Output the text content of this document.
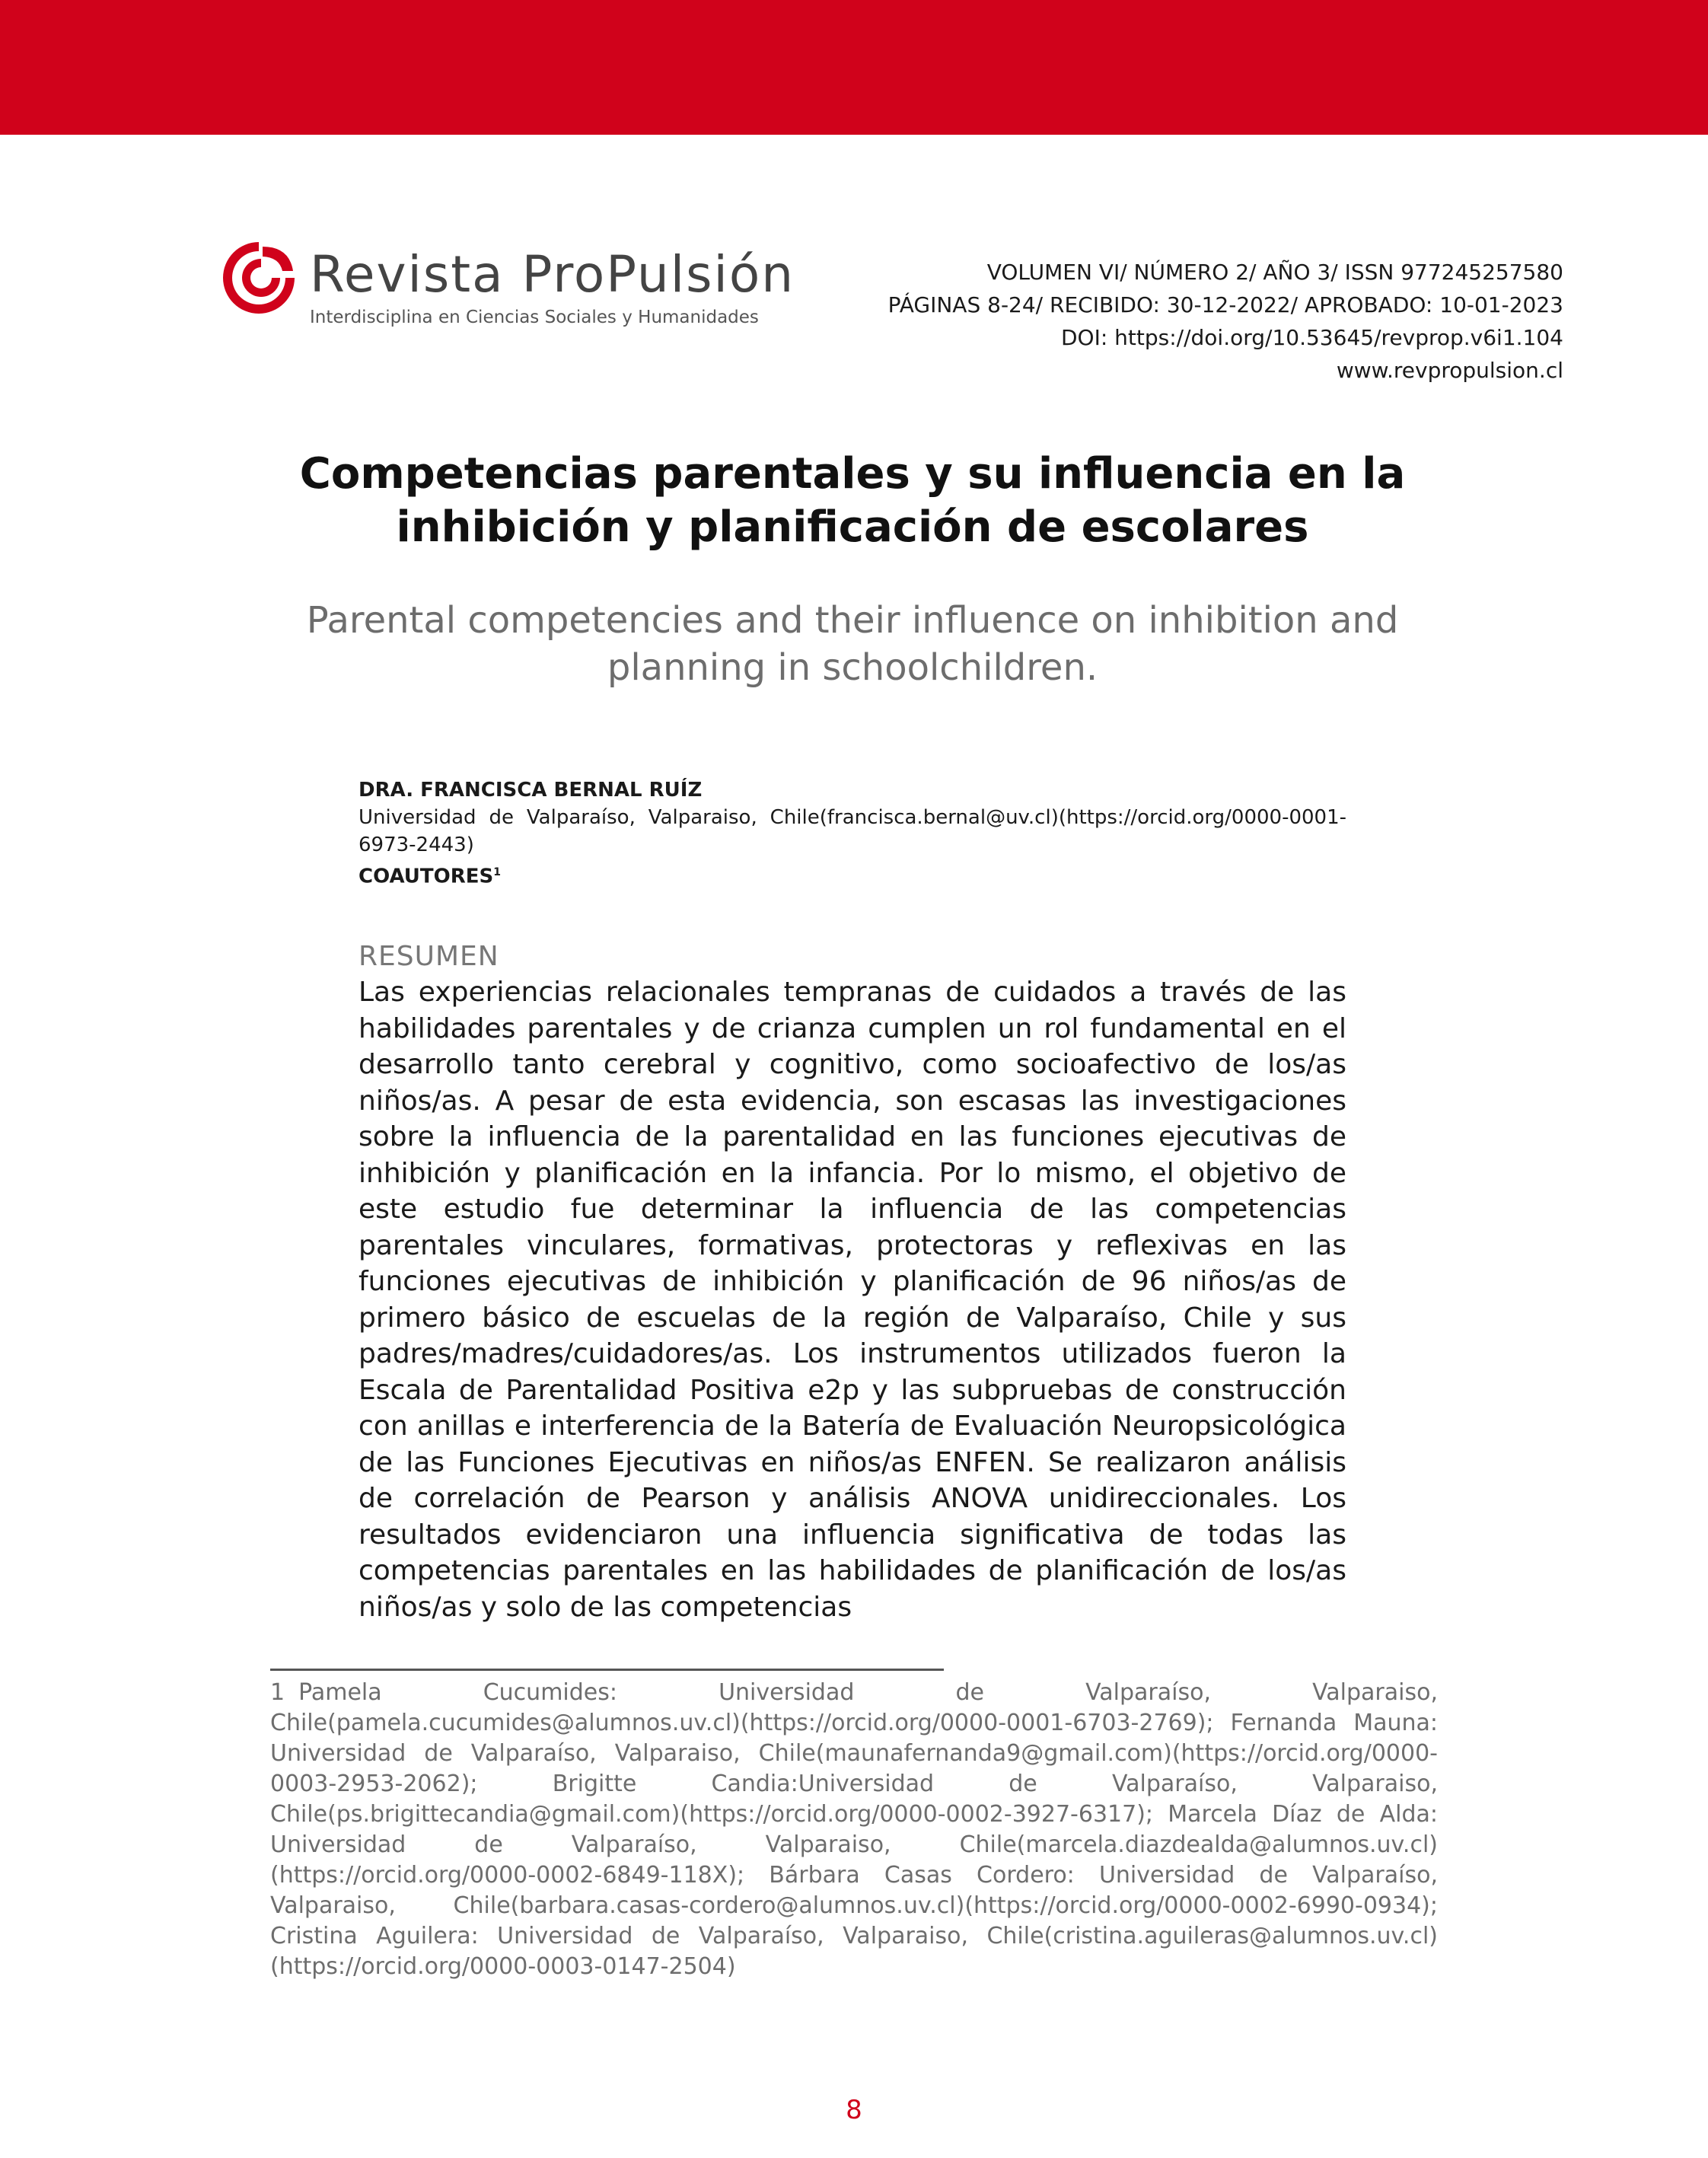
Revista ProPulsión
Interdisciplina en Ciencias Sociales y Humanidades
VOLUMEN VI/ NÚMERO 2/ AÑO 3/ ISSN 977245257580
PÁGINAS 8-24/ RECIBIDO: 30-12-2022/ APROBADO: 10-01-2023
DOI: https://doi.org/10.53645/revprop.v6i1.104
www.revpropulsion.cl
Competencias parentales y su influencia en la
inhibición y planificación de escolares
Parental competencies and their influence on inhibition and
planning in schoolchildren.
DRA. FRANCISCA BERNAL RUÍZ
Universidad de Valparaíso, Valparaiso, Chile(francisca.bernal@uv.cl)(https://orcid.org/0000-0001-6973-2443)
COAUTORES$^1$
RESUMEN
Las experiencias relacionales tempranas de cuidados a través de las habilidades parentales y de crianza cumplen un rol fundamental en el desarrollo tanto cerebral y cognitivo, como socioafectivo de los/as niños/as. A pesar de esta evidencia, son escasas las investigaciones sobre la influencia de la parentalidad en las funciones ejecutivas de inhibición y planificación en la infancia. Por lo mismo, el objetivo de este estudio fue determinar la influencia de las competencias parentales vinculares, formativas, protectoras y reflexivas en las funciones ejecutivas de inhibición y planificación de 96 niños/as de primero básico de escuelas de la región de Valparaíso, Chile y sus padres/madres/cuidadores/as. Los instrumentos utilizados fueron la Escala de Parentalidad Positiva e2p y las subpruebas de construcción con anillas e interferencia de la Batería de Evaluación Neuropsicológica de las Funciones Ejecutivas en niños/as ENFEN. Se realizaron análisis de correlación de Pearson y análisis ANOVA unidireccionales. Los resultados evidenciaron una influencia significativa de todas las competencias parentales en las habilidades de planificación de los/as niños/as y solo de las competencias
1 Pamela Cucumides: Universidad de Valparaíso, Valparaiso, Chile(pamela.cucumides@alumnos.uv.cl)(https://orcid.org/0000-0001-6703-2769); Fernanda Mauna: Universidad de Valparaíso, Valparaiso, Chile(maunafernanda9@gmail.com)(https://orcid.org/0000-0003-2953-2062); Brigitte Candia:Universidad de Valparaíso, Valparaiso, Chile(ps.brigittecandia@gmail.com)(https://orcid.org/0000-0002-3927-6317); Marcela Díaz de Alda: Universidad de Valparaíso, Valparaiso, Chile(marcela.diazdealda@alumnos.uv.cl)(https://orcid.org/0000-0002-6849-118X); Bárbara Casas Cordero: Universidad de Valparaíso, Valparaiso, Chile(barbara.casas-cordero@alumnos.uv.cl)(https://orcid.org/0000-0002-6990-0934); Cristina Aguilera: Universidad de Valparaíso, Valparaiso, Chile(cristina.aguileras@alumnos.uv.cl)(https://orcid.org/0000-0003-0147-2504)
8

----

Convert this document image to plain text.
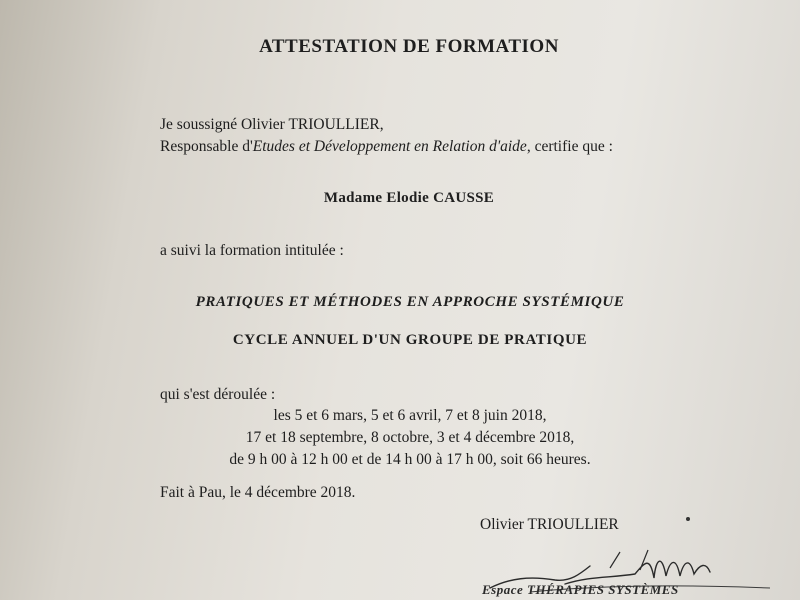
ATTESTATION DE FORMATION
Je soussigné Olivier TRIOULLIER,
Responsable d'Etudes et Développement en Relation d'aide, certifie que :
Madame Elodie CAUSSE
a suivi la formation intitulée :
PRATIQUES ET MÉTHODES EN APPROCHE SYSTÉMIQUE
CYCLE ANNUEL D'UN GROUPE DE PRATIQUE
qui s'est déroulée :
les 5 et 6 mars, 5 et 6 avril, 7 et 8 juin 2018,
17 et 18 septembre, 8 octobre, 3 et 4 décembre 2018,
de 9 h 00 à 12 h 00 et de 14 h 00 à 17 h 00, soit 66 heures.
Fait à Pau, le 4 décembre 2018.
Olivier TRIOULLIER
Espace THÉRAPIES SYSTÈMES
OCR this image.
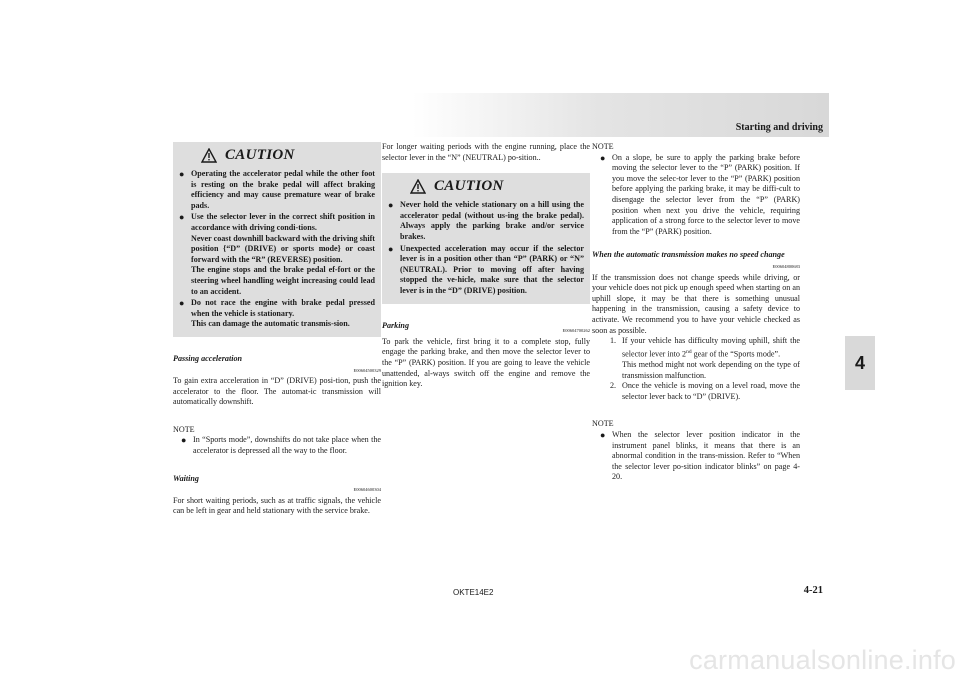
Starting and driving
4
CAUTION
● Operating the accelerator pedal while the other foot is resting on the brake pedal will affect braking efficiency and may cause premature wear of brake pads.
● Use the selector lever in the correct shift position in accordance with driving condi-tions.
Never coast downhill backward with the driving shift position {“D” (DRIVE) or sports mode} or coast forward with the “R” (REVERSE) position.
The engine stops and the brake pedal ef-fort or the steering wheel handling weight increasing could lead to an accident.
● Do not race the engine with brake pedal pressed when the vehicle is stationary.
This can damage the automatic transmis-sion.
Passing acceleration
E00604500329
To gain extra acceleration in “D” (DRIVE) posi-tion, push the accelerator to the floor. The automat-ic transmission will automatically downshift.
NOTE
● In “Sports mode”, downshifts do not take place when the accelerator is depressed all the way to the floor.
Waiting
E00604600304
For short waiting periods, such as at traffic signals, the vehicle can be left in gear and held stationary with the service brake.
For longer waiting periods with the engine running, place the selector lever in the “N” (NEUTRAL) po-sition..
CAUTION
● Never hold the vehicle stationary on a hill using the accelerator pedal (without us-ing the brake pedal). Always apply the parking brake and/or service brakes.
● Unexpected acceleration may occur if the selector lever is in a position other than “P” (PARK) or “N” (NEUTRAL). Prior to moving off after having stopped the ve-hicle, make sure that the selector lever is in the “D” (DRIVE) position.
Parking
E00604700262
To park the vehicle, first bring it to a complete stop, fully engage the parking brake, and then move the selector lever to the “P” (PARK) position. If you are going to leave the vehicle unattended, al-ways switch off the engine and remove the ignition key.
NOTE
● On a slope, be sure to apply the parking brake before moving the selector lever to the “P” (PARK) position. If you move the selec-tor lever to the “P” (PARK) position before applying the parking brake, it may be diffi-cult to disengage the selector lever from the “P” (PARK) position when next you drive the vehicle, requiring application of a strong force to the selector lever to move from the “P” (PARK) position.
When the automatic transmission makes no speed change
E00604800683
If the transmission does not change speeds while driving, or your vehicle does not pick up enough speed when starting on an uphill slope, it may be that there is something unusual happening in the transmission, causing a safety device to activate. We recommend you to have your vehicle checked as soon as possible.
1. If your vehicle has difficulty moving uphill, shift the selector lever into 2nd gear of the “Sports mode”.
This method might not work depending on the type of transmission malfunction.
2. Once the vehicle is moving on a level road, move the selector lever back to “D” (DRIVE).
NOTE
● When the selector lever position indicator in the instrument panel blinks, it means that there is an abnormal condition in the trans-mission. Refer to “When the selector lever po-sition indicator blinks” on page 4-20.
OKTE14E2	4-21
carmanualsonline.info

----

▶ Task to carry out
State how many lines of the listing hold the string "text"; reply with the number and nothing else.

▶ The response
2